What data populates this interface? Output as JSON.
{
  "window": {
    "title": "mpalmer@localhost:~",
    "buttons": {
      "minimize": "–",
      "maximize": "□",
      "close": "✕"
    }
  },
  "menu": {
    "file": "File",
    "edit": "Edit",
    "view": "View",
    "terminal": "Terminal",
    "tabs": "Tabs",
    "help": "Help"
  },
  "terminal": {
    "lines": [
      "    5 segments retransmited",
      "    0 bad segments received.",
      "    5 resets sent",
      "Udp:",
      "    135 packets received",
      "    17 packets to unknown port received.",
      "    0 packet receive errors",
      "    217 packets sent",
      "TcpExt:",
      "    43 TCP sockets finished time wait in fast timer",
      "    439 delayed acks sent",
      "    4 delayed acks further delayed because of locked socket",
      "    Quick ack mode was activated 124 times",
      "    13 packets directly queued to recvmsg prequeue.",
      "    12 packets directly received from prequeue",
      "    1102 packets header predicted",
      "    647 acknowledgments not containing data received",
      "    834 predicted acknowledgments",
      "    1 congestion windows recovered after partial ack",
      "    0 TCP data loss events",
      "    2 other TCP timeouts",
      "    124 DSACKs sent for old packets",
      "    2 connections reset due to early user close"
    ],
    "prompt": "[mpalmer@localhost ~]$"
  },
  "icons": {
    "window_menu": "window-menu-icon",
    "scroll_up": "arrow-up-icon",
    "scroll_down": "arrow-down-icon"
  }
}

WHAT YOU WILL DO
Give back all the records exactly as they stand.

THE RESULT
What data populates this interface? Output as JSON.
{
  "window": {
    "title": "mpalmer@localhost:~",
    "buttons": {
      "minimize": "–",
      "maximize": "□",
      "close": "✕"
    }
  },
  "menu": {
    "file": "File",
    "edit": "Edit",
    "view": "View",
    "terminal": "Terminal",
    "tabs": "Tabs",
    "help": "Help"
  },
  "terminal": {
    "lines": [
      "    5 segments retransmited",
      "    0 bad segments received.",
      "    5 resets sent",
      "Udp:",
      "    135 packets received",
      "    17 packets to unknown port received.",
      "    0 packet receive errors",
      "    217 packets sent",
      "TcpExt:",
      "    43 TCP sockets finished time wait in fast timer",
      "    439 delayed acks sent",
      "    4 delayed acks further delayed because of locked socket",
      "    Quick ack mode was activated 124 times",
      "    13 packets directly queued to recvmsg prequeue.",
      "    12 packets directly received from prequeue",
      "    1102 packets header predicted",
      "    647 acknowledgments not containing data received",
      "    834 predicted acknowledgments",
      "    1 congestion windows recovered after partial ack",
      "    0 TCP data loss events",
      "    2 other TCP timeouts",
      "    124 DSACKs sent for old packets",
      "    2 connections reset due to early user close"
    ],
    "prompt": "[mpalmer@localhost ~]$"
  },
  "icons": {
    "window_menu": "window-menu-icon",
    "scroll_up": "arrow-up-icon",
    "scroll_down": "arrow-down-icon"
  }
}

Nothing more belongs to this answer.